**Problem requirements:** Turn the records from the line holding "1020, 1648, 1038]" through the line holding "160, 822, 212]", inclusive, into a numbered list, leaving out any blank lines.

=== Recorded information ===

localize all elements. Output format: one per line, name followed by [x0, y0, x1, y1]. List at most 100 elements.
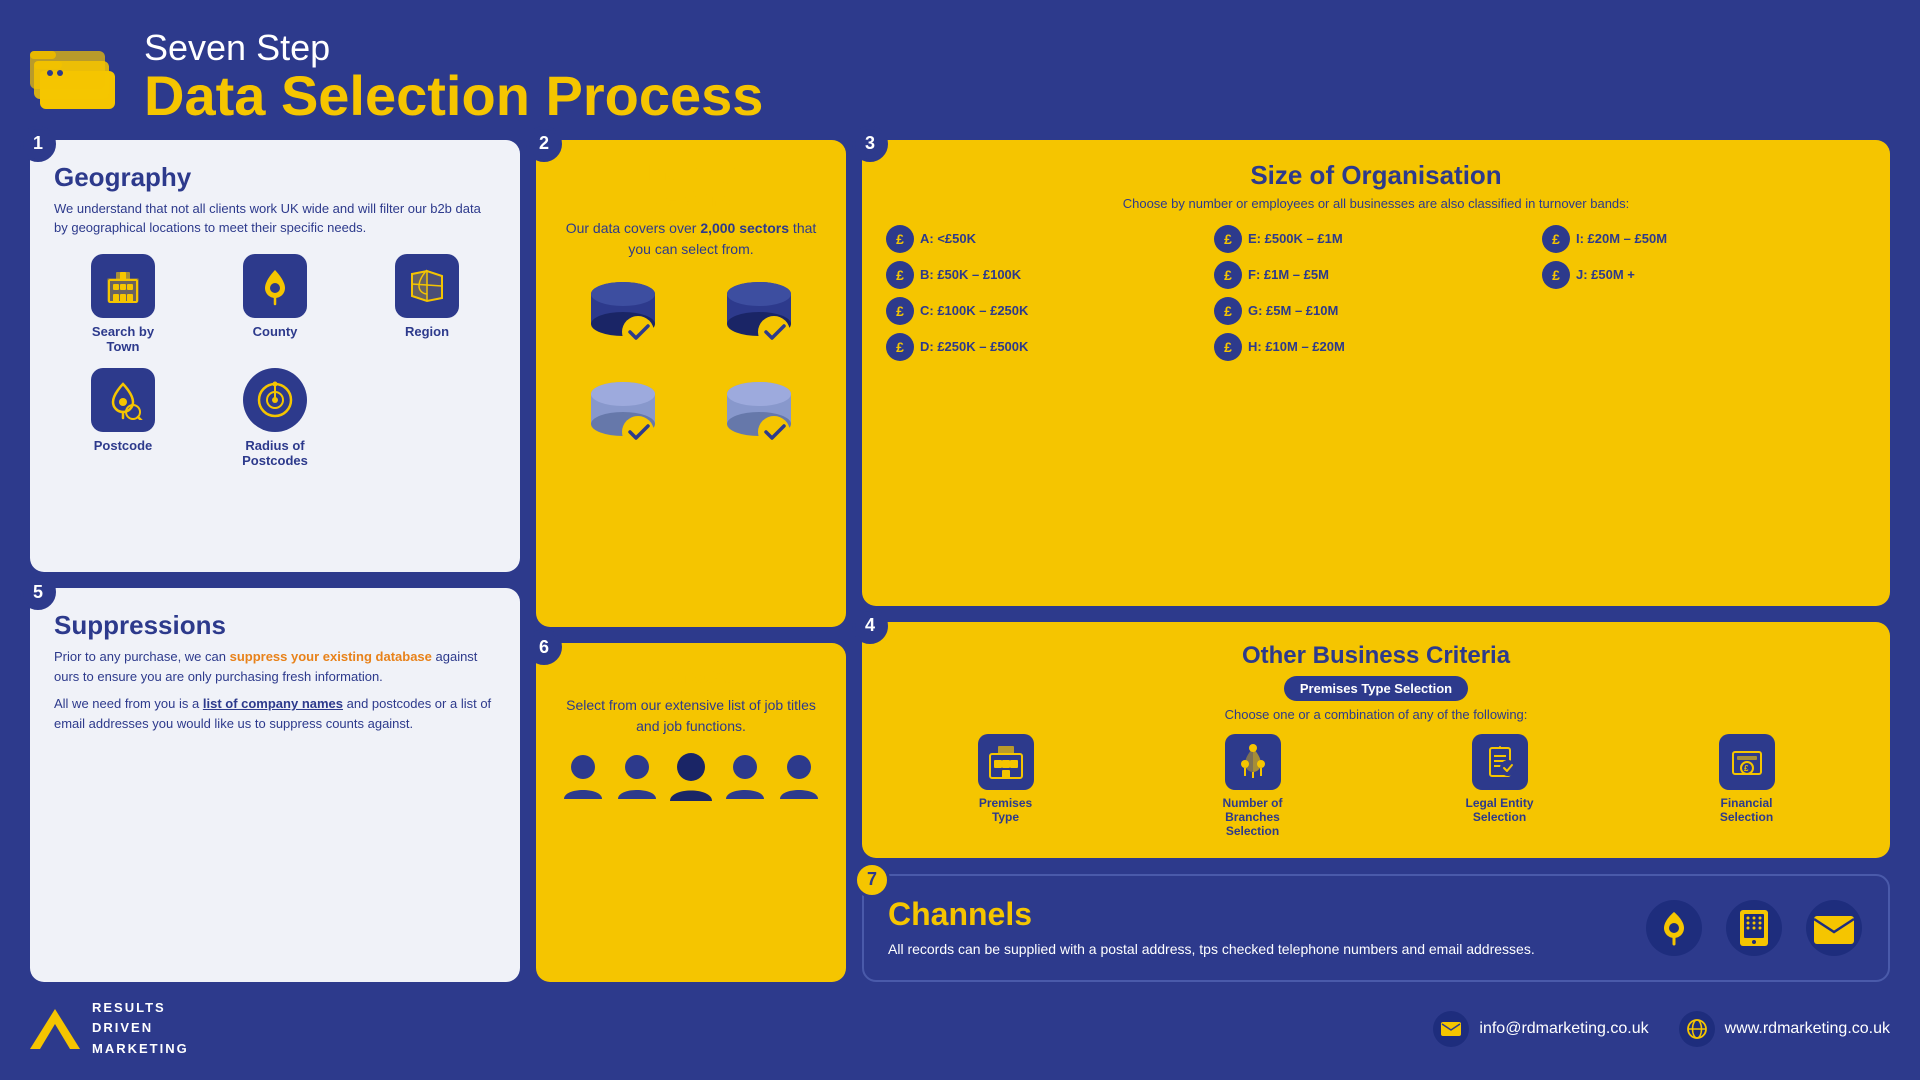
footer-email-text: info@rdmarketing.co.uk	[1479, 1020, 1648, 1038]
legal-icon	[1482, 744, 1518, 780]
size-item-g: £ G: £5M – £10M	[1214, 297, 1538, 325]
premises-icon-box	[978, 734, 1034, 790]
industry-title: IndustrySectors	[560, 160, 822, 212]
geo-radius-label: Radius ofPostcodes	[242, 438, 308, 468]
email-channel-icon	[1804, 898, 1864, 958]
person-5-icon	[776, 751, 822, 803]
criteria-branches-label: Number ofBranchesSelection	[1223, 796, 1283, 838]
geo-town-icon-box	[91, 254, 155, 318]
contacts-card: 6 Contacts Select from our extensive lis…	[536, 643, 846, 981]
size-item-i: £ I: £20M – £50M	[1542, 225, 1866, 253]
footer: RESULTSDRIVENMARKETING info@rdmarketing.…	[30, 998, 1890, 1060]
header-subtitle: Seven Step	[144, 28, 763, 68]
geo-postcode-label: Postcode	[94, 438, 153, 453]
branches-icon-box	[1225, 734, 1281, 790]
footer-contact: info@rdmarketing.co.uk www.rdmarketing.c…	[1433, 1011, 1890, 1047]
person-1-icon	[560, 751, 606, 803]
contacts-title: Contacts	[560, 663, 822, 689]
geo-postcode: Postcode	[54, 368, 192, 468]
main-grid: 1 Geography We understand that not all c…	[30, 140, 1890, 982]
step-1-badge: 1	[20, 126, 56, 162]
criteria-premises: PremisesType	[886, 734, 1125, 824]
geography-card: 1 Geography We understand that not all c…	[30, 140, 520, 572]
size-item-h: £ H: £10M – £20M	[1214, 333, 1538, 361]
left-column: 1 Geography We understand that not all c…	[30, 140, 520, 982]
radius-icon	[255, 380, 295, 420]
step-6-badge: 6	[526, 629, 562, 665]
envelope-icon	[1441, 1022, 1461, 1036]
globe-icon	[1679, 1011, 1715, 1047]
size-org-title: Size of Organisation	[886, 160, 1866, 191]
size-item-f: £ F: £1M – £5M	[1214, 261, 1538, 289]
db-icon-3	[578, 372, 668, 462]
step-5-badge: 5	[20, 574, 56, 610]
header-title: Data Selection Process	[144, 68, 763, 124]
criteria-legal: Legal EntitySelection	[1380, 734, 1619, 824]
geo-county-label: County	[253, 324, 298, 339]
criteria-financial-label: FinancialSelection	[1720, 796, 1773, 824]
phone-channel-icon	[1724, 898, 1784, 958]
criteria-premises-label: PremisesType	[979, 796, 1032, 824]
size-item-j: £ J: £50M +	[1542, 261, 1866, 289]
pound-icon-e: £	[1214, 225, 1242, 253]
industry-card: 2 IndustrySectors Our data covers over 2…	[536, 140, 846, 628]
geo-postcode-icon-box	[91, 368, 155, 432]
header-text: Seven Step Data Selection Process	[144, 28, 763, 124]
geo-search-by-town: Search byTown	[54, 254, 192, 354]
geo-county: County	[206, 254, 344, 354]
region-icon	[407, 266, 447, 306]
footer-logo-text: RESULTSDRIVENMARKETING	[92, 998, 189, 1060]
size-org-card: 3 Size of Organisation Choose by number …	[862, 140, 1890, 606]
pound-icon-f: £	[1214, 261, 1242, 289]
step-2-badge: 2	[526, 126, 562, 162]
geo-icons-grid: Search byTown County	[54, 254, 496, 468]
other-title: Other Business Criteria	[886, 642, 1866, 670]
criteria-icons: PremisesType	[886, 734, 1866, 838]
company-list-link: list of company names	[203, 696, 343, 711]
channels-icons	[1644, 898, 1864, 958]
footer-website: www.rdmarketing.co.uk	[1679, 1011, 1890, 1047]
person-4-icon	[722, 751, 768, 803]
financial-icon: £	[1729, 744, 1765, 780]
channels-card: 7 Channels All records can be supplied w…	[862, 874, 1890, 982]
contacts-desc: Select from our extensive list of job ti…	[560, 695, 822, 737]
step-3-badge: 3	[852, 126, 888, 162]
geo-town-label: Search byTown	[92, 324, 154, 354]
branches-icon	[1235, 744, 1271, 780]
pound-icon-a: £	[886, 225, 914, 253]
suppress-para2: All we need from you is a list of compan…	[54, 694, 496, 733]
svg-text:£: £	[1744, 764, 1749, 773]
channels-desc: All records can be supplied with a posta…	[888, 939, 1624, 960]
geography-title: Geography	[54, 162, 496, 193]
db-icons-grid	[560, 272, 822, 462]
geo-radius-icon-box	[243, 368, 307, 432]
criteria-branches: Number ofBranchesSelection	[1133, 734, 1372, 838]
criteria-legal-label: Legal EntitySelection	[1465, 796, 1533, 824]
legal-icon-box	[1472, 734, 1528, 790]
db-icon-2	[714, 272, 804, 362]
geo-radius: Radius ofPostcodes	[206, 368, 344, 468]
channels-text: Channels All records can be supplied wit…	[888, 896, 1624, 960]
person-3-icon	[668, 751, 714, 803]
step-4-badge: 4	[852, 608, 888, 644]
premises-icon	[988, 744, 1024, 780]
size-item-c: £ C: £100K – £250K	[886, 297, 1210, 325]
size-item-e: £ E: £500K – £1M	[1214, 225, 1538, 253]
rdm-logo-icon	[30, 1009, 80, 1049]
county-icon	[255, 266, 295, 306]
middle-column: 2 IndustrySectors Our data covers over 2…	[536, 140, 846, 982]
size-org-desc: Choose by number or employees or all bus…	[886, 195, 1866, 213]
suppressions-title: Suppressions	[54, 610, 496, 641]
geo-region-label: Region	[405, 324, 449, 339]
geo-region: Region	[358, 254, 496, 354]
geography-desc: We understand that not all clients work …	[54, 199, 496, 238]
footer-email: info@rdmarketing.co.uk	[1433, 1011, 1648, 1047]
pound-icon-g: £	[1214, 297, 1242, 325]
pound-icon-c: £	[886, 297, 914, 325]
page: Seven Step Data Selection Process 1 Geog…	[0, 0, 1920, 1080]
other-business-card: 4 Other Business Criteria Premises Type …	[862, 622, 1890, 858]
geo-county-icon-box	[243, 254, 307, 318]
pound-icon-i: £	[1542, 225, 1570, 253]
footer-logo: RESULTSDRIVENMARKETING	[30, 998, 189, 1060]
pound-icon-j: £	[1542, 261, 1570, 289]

===

**The answer:**
1. footer-email-text: info@rdmarketing.co.uk	[1479, 1020, 1648, 1038]
2. legal-icon	[1482, 744, 1518, 780]
3. size-item-g: £ G: £5M – £10M	[1214, 297, 1538, 325]
4. premises-icon-box	[978, 734, 1034, 790]
5. industry-title: IndustrySectors	[560, 160, 822, 212]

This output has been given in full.